> **Given problem**
Look over the lines below. Report each one that includes the string "value".

• • •

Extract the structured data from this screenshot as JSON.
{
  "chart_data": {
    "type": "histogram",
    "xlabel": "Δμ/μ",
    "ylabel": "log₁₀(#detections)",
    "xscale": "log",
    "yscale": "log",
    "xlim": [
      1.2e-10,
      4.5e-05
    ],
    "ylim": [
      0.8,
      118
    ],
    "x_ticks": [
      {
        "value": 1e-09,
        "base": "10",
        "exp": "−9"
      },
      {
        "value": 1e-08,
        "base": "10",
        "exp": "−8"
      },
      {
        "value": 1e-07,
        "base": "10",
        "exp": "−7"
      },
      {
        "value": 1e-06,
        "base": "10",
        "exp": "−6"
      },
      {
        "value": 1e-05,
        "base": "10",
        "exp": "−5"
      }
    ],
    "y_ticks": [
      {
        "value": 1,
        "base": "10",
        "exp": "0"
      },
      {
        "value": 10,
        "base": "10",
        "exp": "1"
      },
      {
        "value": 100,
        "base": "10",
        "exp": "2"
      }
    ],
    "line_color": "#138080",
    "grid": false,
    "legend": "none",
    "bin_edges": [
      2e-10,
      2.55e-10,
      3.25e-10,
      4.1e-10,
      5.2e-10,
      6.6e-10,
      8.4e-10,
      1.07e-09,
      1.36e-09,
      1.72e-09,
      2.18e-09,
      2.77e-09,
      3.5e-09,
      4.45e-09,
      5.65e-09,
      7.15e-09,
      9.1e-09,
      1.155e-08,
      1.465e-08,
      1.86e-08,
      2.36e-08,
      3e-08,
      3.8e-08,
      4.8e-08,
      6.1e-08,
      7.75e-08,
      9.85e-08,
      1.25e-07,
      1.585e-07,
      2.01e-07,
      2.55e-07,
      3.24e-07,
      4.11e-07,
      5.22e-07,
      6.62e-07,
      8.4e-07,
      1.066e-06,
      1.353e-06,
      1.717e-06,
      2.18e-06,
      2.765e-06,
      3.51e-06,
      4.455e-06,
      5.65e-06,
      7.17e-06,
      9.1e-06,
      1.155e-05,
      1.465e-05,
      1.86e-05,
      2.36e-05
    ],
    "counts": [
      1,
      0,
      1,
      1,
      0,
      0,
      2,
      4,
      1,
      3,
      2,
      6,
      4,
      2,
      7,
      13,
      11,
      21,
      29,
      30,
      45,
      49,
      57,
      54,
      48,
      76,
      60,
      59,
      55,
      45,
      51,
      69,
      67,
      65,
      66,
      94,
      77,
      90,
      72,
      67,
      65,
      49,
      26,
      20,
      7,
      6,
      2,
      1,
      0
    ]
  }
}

• • •

> **The result**
        "value": 1e-09,
        "value": 1e-08,
        "value": 1e-07,
        "value": 1e-06,
        "value": 1e-05,
        "value": 1,
        "value": 10,
        "value": 100,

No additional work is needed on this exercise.